Kutipan Teks ->
⟨
Syaikhul Islam Ibnu Taimiyah rahimahullah sebagaimana dalam Fatawaa al-Kubra (2/259) berkata:”Rasulullah shallallahu ‘alaihi wasallam melarang bertasyabbuh (menyerupai-ed) Ahli Kitab dalam hadits-hadits yang banyak, seperti sabda beliau:’ Seandainya aku masih hidup pada tahun mendatang, niscaya aku akan berpuasa tanggal sembilan.’

Dalam riwayat yang lain Ibnu ‘Abbas radhiyallahu’anhuma berkata:

حين صام رسول اللَّه صلى الله عليه وسلم يوم عاشوراء، وأمر بصيامه، قالوا: يا رسول اللَّه إنه يوم تعظّمه اليهود والنصارى؟ فقال رسول اللَّه صلى الله عليه وسلم : فإذا كان العام القابل – إن شاء اللَّه – صمنا اليوم التاسع، قال: فلم يأت العام المقبل، حتى توفي رسول اللَّه صلى الله عليه وسلم .
⟩
Tugas Wajib ->
1. Tuliskan kembali bagian kutipan tentang puasa Asyura dari "حين صام رسول" sampai "عليه وسلم .", tanpa mengubah satu kata pun.
2. Teruskan kutipan tentang puasa Asyura, mulai sesudah kalimat terakhirnya.

Data Tersedia ->
⟨
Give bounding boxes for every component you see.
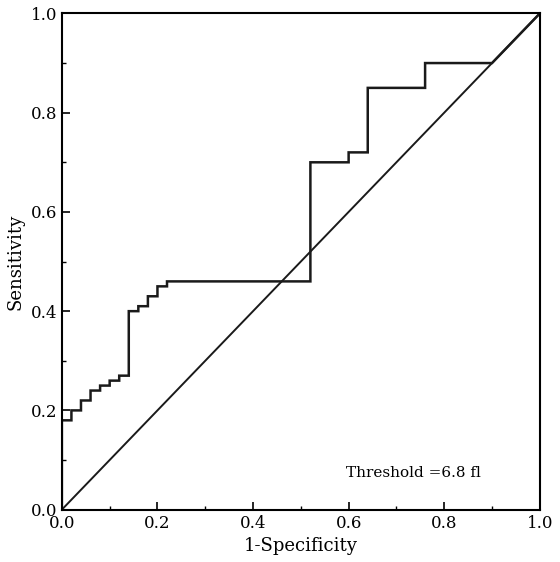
⟩
Jawaban Latihan ->
1.
حين صام رسول اللَّه صلى الله عليه وسلم يوم عاشوراء، وأمر بصيامه، قالوا: يا رسول اللَّه إنه يوم تعظّمه اليهود والنصارى؟ فقال رسول اللَّه صلى الله عليه وسلم : فإذا كان العام القابل – إن شاء اللَّه – صمنا اليوم التاسع، قال: فلم يأت العام المقبل، حتى توفي رسول اللَّه صلى الله عليه وسلم .

2.
”Ketika Rasulullah shallallahu ‘alaihi wasallam berpuasa Asyuraa’, dan memerintahkan Sahabat untuk berpuasa, mereka berkata:’Wahai Rasulullah, itu adalah hari yang diagungkan oleh orang Yahudi dan Nashrani’ Maka Rasulullah shallallahu ‘alaihi wasallam bersabda:’Apabila kita berjumpa dengan tahun depan -Insya Allah- kita akan berpuasa di tanggal sembilan.’ Ibnu ‘Abbas berkata:’Maka tidak datang tahun depan hingga Rasulullah shallallahu ‘alaihi wasallam wafat.’”(HR.Muslim 1134, Abu Dawud 2/327 no hadits 2445, Ahmad 1/236 dll)

Dan dari Ibnu ‘Abbas radhiyallahu’anhuma berkata Rasulullah shallallahu ‘alaihi wasallam bersabda:

“صوموا يوم عاشوراء، وخالفوا فيه اليهود، صوموا قبله يوماً، أو بعده يوماً” .

”Berpuasalah hari ‘Asyuraa’ (10 muharram), dan selisihilah orang Yahudi, berpuasalah sehari sebelumnya atau sesudahnya.”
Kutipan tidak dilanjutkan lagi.